(Task) Take every line from the material that has the word "ground" in it.

##### Data supplied

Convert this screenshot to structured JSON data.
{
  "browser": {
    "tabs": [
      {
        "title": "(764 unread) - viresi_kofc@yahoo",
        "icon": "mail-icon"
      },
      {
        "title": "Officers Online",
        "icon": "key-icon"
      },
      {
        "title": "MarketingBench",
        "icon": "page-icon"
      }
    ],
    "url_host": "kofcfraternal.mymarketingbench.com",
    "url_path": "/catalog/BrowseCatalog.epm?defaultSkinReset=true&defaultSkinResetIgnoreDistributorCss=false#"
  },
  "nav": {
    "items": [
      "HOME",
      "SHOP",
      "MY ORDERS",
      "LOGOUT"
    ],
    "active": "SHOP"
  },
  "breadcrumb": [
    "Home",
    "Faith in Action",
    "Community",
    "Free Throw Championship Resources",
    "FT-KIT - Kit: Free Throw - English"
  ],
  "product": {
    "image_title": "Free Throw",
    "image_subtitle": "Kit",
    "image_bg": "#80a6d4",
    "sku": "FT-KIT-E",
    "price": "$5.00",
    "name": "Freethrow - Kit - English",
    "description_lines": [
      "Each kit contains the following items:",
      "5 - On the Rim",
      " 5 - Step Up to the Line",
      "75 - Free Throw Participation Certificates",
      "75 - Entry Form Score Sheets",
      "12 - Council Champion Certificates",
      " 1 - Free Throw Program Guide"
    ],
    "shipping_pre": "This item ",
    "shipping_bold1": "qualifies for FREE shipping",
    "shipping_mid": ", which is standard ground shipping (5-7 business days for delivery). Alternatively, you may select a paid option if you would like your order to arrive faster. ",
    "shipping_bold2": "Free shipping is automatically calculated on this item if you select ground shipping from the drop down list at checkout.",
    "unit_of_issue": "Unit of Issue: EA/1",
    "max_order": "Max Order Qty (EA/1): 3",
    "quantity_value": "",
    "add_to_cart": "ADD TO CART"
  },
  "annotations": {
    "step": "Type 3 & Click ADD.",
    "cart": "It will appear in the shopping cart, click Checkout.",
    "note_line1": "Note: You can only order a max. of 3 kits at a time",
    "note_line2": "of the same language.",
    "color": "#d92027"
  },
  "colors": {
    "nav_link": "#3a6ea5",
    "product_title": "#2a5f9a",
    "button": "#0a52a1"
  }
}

##########

(Exercise result)
    "shipping_mid": ", which is standard ground shipping (5-7 business days for delivery). Alternatively, you may select a paid option if you would like your order to arrive faster. ",
    "shipping_bold2": "Free shipping is automatically calculated on this item if you select ground shipping from the drop down list at checkout.",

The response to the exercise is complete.